Exercise objective: Search the data for the word "items" and copy every line that contains it.

Data extracted from a collection
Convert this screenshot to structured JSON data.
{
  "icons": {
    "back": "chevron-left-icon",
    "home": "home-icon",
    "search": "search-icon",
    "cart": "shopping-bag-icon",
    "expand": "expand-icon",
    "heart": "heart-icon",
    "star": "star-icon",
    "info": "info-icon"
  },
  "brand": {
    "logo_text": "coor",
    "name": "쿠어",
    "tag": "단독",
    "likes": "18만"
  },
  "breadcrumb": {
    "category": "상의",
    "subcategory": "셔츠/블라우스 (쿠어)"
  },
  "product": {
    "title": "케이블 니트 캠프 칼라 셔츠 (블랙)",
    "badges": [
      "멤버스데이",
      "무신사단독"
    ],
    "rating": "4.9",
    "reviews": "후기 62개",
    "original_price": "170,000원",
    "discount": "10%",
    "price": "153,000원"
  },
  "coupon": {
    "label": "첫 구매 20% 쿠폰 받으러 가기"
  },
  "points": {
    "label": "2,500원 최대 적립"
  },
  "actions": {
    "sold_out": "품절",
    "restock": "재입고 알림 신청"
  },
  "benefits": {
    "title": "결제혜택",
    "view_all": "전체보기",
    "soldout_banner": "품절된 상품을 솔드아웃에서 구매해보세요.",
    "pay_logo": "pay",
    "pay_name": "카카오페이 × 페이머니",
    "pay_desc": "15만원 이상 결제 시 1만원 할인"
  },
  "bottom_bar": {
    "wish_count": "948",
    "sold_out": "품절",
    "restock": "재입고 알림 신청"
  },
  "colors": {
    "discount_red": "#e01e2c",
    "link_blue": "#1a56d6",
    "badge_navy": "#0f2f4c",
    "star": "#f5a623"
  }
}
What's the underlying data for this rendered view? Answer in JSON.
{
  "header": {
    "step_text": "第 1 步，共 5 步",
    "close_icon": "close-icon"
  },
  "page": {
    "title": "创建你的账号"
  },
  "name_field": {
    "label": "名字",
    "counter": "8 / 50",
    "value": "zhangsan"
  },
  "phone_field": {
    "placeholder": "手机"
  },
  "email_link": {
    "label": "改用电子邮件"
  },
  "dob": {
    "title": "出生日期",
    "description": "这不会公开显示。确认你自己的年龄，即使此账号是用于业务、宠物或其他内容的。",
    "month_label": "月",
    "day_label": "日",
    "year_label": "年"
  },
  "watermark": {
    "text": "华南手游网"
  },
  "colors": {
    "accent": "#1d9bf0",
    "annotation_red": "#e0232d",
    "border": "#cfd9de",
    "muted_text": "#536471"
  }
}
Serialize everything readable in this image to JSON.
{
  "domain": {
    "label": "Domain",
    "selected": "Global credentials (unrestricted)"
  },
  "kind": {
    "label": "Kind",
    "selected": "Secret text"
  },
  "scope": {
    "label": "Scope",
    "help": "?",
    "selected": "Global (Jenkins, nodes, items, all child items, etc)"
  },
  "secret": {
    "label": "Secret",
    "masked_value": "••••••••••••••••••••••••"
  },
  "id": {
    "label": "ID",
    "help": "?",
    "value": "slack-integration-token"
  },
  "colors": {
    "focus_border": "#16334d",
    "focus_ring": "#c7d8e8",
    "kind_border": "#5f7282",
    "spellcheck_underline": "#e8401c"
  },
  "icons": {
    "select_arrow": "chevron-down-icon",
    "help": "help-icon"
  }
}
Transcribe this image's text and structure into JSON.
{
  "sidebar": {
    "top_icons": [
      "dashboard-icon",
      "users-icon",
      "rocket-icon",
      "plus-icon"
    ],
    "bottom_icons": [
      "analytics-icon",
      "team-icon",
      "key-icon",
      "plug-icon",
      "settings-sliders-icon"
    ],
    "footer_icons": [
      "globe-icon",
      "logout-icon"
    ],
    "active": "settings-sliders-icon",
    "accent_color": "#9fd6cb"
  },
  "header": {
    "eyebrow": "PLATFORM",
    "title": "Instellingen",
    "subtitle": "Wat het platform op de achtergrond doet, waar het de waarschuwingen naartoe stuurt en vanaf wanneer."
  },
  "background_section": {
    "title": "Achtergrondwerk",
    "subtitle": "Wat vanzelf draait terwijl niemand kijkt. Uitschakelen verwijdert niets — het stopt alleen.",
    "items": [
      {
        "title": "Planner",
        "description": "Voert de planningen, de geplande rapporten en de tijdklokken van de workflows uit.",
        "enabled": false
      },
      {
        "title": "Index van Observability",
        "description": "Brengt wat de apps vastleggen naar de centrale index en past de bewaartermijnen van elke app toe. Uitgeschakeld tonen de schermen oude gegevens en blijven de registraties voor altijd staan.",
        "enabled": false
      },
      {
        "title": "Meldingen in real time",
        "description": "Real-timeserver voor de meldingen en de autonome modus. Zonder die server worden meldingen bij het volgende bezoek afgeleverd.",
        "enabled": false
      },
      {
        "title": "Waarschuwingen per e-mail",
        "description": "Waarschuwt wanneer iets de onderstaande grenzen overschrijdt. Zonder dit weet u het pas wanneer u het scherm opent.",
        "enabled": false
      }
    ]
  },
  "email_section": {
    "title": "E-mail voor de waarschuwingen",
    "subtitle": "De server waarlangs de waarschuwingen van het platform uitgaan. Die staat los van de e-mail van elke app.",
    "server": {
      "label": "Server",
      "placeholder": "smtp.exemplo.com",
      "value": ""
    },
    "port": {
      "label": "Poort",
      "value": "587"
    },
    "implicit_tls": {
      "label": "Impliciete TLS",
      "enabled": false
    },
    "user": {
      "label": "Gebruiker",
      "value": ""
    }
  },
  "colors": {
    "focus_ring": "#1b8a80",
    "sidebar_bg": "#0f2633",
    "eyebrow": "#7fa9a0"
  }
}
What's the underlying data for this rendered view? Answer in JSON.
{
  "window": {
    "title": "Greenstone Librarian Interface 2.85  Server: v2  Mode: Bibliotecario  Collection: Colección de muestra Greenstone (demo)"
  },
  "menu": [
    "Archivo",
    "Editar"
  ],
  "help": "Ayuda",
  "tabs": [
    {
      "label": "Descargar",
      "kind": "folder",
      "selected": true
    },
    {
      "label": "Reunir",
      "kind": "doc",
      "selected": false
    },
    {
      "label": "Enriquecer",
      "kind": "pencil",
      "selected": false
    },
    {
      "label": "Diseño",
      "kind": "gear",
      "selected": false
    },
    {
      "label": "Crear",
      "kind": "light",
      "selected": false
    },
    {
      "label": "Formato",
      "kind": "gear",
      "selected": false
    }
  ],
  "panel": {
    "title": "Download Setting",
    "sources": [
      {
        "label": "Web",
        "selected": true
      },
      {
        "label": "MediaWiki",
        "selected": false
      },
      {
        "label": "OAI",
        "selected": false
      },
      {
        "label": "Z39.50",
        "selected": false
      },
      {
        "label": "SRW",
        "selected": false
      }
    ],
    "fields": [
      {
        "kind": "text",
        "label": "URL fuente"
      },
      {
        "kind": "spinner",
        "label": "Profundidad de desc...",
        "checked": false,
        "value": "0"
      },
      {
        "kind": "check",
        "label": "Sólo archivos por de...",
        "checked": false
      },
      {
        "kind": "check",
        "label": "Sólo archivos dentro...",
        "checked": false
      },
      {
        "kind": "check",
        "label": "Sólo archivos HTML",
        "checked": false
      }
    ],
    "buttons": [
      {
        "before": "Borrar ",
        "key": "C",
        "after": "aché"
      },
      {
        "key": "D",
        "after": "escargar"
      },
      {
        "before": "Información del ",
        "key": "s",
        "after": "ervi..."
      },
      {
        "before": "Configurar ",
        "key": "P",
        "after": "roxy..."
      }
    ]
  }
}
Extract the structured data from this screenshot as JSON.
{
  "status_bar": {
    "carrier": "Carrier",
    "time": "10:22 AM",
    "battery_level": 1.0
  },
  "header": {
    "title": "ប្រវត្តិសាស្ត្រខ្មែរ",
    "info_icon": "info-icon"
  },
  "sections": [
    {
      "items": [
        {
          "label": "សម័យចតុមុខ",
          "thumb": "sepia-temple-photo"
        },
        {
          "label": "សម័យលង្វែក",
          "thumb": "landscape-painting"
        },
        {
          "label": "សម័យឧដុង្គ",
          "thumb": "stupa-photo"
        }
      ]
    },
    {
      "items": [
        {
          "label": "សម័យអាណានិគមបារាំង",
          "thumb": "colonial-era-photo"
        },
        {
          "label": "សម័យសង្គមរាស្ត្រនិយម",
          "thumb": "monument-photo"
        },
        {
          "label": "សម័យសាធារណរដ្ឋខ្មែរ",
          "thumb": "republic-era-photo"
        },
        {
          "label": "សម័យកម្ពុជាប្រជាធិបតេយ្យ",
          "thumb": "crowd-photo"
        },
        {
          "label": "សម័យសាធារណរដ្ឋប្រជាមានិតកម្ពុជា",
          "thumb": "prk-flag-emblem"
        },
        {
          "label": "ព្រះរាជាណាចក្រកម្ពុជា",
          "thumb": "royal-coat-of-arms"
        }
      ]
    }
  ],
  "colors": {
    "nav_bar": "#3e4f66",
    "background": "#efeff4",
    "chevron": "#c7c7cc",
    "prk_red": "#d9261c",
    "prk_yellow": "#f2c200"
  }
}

Exercise result:
    "selected": "Global (Jenkins, nodes, items, all child items, etc)"
    "items": [
      "items": [
      "items": [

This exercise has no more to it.